DATA FOR PROCESSING:
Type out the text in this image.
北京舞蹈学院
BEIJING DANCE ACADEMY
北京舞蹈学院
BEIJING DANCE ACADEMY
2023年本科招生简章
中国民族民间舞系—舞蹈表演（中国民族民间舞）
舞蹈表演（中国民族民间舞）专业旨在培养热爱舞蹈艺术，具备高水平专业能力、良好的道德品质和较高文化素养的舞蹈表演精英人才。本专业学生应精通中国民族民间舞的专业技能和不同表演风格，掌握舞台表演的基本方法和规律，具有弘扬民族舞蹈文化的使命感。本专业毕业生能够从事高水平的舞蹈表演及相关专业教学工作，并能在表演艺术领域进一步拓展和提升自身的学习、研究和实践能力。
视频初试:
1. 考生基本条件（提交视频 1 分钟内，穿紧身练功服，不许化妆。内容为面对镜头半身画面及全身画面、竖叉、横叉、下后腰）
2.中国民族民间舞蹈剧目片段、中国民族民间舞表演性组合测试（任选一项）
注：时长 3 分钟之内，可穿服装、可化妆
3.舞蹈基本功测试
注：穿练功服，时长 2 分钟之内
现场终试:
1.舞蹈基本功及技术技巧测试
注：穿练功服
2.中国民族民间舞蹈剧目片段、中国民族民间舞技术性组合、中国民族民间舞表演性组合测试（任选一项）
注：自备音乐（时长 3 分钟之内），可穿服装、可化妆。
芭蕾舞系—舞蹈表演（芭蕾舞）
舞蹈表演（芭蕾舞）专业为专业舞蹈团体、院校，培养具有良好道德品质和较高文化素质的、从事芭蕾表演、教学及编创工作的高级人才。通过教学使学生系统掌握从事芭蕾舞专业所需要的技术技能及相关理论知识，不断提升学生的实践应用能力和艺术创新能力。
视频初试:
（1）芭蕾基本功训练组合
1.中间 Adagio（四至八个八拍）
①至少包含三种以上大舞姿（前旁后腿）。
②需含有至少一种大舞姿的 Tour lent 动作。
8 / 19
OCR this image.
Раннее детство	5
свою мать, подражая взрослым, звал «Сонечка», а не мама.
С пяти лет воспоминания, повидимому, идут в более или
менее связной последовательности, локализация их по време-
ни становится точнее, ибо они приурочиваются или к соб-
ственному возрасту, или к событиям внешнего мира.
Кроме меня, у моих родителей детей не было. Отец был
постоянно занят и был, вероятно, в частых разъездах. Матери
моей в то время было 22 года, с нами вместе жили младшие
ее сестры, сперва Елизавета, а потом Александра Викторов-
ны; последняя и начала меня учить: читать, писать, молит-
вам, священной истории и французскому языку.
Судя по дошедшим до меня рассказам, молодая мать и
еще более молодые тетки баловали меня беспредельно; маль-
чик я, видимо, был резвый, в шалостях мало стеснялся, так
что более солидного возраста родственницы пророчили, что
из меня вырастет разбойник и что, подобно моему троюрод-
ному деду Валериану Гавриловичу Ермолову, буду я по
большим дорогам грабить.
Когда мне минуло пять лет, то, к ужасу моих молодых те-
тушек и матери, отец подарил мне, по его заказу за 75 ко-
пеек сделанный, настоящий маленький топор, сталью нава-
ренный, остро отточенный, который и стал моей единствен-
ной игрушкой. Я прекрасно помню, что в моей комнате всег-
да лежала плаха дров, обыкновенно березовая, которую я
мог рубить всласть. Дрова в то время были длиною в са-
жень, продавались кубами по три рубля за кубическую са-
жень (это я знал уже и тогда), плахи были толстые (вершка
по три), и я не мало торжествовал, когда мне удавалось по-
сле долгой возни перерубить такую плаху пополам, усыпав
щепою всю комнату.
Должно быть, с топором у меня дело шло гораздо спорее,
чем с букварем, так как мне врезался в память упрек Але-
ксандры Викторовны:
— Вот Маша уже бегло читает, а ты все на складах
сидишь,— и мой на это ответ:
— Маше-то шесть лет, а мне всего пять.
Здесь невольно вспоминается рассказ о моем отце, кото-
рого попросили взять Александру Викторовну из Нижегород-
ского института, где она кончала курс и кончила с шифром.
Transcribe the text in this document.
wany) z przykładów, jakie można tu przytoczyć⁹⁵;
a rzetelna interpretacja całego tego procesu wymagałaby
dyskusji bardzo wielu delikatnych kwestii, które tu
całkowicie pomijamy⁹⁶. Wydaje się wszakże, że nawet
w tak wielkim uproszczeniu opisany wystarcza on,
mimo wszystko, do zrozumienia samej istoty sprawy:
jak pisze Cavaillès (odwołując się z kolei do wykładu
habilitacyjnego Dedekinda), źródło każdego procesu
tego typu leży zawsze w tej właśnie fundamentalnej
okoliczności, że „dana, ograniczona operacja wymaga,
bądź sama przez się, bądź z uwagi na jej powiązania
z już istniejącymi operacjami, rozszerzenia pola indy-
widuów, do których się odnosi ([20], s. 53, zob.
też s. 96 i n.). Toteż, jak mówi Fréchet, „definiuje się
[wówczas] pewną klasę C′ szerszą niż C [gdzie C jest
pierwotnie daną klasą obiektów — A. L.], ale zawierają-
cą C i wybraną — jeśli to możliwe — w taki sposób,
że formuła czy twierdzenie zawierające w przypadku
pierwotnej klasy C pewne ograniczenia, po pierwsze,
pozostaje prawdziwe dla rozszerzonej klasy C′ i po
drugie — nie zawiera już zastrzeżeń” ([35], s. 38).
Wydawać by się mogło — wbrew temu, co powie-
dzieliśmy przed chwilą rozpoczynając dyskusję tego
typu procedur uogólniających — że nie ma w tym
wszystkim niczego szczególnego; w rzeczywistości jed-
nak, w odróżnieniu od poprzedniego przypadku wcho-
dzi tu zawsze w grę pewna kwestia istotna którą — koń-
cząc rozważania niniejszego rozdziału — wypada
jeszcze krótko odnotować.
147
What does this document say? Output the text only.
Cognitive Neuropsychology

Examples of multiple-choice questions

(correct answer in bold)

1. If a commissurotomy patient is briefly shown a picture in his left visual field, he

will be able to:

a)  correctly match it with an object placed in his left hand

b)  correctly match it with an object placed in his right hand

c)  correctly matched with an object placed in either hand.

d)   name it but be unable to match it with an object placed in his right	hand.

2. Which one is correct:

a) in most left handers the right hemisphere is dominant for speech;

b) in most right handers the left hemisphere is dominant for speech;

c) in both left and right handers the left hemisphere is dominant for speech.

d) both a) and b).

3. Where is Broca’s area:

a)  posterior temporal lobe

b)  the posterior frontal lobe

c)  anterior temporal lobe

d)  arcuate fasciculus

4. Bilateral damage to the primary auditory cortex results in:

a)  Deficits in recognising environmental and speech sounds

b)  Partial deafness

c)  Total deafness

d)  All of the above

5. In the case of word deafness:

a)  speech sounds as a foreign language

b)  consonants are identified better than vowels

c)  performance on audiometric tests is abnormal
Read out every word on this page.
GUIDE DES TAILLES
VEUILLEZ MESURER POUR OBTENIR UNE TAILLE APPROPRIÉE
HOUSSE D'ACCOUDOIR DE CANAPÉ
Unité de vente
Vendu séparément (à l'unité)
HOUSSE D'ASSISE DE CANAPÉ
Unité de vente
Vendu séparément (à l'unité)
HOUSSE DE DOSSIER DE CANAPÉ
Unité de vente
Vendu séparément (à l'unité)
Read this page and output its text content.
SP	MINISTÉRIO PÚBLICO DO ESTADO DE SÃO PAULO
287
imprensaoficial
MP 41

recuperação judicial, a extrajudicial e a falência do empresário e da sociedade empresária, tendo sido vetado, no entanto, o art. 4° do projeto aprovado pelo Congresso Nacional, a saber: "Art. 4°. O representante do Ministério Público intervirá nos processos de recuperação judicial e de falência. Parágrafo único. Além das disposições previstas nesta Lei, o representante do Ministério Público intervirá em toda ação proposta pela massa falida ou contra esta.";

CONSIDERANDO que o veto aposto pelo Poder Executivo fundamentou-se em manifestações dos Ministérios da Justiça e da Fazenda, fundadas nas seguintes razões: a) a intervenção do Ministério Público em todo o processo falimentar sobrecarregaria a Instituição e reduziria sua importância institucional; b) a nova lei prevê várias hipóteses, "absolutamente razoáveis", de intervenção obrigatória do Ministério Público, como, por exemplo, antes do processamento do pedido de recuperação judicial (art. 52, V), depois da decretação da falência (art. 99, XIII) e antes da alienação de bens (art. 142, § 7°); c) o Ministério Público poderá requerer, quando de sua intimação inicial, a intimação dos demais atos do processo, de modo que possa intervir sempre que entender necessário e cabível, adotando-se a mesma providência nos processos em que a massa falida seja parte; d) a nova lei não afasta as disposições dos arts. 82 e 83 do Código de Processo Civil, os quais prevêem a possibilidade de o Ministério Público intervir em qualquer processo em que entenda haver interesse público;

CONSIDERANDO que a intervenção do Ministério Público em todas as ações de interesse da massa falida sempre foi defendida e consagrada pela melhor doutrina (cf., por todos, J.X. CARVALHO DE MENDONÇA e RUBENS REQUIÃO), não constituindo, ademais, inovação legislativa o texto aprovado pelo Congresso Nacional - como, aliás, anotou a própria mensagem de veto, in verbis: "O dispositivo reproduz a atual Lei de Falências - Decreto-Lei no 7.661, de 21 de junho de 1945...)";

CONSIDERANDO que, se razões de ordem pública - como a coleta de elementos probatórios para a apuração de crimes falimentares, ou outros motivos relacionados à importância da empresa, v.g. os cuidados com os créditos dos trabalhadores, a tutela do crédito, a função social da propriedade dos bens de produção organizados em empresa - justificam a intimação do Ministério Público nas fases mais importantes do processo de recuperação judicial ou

SHORT TASK: Every line of the records that includes the word "document" should be gathered.

CORRECT OUTPUT:
Transcribe the text in this document.
What does this document say? Output the text only.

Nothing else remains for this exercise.